**To be done**. Reproduce the listing below verbatim.

[Dataset records]
==================================================
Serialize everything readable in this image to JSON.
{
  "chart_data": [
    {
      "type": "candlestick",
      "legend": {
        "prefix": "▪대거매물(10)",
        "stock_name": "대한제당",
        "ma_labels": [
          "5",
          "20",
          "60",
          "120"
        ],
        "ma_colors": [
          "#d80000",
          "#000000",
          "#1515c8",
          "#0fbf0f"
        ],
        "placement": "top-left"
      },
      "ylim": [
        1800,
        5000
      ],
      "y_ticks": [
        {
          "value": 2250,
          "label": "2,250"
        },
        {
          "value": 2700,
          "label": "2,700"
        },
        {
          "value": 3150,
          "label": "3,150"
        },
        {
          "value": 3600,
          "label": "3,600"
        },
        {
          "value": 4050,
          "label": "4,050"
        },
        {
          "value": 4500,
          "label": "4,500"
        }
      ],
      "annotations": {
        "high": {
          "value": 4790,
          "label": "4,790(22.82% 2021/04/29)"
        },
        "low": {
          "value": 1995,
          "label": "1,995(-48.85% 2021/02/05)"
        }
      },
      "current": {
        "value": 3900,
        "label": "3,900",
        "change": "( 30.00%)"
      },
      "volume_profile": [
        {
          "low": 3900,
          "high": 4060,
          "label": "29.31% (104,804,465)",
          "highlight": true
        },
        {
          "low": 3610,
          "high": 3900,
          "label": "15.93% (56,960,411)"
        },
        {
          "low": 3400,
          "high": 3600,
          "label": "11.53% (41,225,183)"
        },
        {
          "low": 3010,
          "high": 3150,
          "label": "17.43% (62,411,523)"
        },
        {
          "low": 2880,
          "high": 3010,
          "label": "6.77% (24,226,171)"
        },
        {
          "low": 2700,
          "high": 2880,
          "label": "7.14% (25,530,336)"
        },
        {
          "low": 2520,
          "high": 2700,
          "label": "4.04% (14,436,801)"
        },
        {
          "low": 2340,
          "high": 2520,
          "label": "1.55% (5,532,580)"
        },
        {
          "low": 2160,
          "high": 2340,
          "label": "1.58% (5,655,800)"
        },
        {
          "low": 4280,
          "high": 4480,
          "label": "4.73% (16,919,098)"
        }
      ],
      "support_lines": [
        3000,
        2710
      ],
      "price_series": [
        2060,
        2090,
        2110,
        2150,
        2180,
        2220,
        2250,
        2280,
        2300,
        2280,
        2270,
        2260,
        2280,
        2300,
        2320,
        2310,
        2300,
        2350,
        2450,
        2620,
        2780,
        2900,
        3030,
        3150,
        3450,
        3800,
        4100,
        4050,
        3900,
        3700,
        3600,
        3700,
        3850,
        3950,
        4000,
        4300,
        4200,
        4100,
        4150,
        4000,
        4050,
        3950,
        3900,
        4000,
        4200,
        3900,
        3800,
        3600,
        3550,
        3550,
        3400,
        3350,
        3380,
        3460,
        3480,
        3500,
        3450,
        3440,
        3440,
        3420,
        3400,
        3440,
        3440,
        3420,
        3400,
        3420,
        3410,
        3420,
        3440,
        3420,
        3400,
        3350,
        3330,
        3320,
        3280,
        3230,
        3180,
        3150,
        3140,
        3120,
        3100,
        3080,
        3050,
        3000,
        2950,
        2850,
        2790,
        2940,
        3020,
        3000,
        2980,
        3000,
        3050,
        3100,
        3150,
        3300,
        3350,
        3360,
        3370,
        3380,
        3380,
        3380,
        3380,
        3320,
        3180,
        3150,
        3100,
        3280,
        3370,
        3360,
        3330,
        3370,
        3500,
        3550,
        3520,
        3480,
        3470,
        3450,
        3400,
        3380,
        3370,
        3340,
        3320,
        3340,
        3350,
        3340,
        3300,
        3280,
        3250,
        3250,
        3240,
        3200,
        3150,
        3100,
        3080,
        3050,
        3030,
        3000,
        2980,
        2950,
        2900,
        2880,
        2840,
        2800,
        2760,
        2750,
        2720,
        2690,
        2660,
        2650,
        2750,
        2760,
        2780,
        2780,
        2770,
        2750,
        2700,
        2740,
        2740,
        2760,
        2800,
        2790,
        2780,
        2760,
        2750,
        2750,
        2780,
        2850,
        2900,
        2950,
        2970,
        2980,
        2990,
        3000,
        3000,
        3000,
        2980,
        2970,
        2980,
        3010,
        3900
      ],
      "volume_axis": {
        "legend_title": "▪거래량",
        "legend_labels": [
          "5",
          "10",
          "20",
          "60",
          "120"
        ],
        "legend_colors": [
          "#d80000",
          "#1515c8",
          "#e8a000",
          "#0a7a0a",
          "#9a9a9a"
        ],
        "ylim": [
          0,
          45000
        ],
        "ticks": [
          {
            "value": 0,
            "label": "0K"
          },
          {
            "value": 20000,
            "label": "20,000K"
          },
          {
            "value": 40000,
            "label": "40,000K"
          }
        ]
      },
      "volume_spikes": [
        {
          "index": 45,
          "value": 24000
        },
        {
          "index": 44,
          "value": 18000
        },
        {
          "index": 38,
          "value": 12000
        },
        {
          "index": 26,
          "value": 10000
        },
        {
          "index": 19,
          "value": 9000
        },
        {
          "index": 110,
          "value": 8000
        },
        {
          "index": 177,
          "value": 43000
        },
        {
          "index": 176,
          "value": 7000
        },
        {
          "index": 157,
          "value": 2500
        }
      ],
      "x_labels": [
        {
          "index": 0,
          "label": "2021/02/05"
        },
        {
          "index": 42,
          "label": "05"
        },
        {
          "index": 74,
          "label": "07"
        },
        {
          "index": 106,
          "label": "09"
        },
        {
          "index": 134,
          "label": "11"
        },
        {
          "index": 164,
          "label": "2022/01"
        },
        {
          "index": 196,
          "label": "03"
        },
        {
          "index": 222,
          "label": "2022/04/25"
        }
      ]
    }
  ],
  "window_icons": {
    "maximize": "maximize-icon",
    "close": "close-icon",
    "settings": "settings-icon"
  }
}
==================================================
**Solution**.
Serialize everything readable in this image to JSON.
{
  "chart_data": [
    {
      "type": "candlestick",
      "legend": {
        "prefix": "▪대거매물(10)",
        "stock_name": "대한제당",
        "ma_labels": [
          "5",
          "20",
          "60",
          "120"
        ],
        "ma_colors": [
          "#d80000",
          "#000000",
          "#1515c8",
          "#0fbf0f"
        ],
        "placement": "top-left"
      },
      "ylim": [
        1800,
        5000
      ],
      "y_ticks": [
        {
          "value": 2250,
          "label": "2,250"
        },
        {
          "value": 2700,
          "label": "2,700"
        },
        {
          "value": 3150,
          "label": "3,150"
        },
        {
          "value": 3600,
          "label": "3,600"
        },
        {
          "value": 4050,
          "label": "4,050"
        },
        {
          "value": 4500,
          "label": "4,500"
        }
      ],
      "annotations": {
        "high": {
          "value": 4790,
          "label": "4,790(22.82% 2021/04/29)"
        },
        "low": {
          "value": 1995,
          "label": "1,995(-48.85% 2021/02/05)"
        }
      },
      "current": {
        "value": 3900,
        "label": "3,900",
        "change": "( 30.00%)"
      },
      "volume_profile": [
        {
          "low": 3900,
          "high": 4060,
          "label": "29.31% (104,804,465)",
          "highlight": true
        },
        {
          "low": 3610,
          "high": 3900,
          "label": "15.93% (56,960,411)"
        },
        {
          "low": 3400,
          "high": 3600,
          "label": "11.53% (41,225,183)"
        },
        {
          "low": 3010,
          "high": 3150,
          "label": "17.43% (62,411,523)"
        },
        {
          "low": 2880,
          "high": 3010,
          "label": "6.77% (24,226,171)"
        },
        {
          "low": 2700,
          "high": 2880,
          "label": "7.14% (25,530,336)"
        },
        {
          "low": 2520,
          "high": 2700,
          "label": "4.04% (14,436,801)"
        },
        {
          "low": 2340,
          "high": 2520,
          "label": "1.55% (5,532,580)"
        },
        {
          "low": 2160,
          "high": 2340,
          "label": "1.58% (5,655,800)"
        },
        {
          "low": 4280,
          "high": 4480,
          "label": "4.73% (16,919,098)"
        }
      ],
      "support_lines": [
        3000,
        2710
      ],
      "price_series": [
        2060,
        2090,
        2110,
        2150,
        2180,
        2220,
        2250,
        2280,
        2300,
        2280,
        2270,
        2260,
        2280,
        2300,
        2320,
        2310,
        2300,
        2350,
        2450,
        2620,
        2780,
        2900,
        3030,
        3150,
        3450,
        3800,
        4100,
        4050,
        3900,
        3700,
        3600,
        3700,
        3850,
        3950,
        4000,
        4300,
        4200,
        4100,
        4150,
        4000,
        4050,
        3950,
        3900,
        4000,
        4200,
        3900,
        3800,
        3600,
        3550,
        3550,
        3400,
        3350,
        3380,
        3460,
        3480,
        3500,
        3450,
        3440,
        3440,
        3420,
        3400,
        3440,
        3440,
        3420,
        3400,
        3420,
        3410,
        3420,
        3440,
        3420,
        3400,
        3350,
        3330,
        3320,
        3280,
        3230,
        3180,
        3150,
        3140,
        3120,
        3100,
        3080,
        3050,
        3000,
        2950,
        2850,
        2790,
        2940,
        3020,
        3000,
        2980,
        3000,
        3050,
        3100,
        3150,
        3300,
        3350,
        3360,
        3370,
        3380,
        3380,
        3380,
        3380,
        3320,
        3180,
        3150,
        3100,
        3280,
        3370,
        3360,
        3330,
        3370,
        3500,
        3550,
        3520,
        3480,
        3470,
        3450,
        3400,
        3380,
        3370,
        3340,
        3320,
        3340,
        3350,
        3340,
        3300,
        3280,
        3250,
        3250,
        3240,
        3200,
        3150,
        3100,
        3080,
        3050,
        3030,
        3000,
        2980,
        2950,
        2900,
        2880,
        2840,
        2800,
        2760,
        2750,
        2720,
        2690,
        2660,
        2650,
        2750,
        2760,
        2780,
        2780,
        2770,
        2750,
        2700,
        2740,
        2740,
        2760,
        2800,
        2790,
        2780,
        2760,
        2750,
        2750,
        2780,
        2850,
        2900,
        2950,
        2970,
        2980,
        2990,
        3000,
        3000,
        3000,
        2980,
        2970,
        2980,
        3010,
        3900
      ],
      "volume_axis": {
        "legend_title": "▪거래량",
        "legend_labels": [
          "5",
          "10",
          "20",
          "60",
          "120"
        ],
        "legend_colors": [
          "#d80000",
          "#1515c8",
          "#e8a000",
          "#0a7a0a",
          "#9a9a9a"
        ],
        "ylim": [
          0,
          45000
        ],
        "ticks": [
          {
            "value": 0,
            "label": "0K"
          },
          {
            "value": 20000,
            "label": "20,000K"
          },
          {
            "value": 40000,
            "label": "40,000K"
          }
        ]
      },
      "volume_spikes": [
        {
          "index": 45,
          "value": 24000
        },
        {
          "index": 44,
          "value": 18000
        },
        {
          "index": 38,
          "value": 12000
        },
        {
          "index": 26,
          "value": 10000
        },
        {
          "index": 19,
          "value": 9000
        },
        {
          "index": 110,
          "value": 8000
        },
        {
          "index": 177,
          "value": 43000
        },
        {
          "index": 176,
          "value": 7000
        },
        {
          "index": 157,
          "value": 2500
        }
      ],
      "x_labels": [
        {
          "index": 0,
          "label": "2021/02/05"
        },
        {
          "index": 42,
          "label": "05"
        },
        {
          "index": 74,
          "label": "07"
        },
        {
          "index": 106,
          "label": "09"
        },
        {
          "index": 134,
          "label": "11"
        },
        {
          "index": 164,
          "label": "2022/01"
        },
        {
          "index": 196,
          "label": "03"
        },
        {
          "index": 222,
          "label": "2022/04/25"
        }
      ]
    }
  ],
  "window_icons": {
    "maximize": "maximize-icon",
    "close": "close-icon",
    "settings": "settings-icon"
  }
}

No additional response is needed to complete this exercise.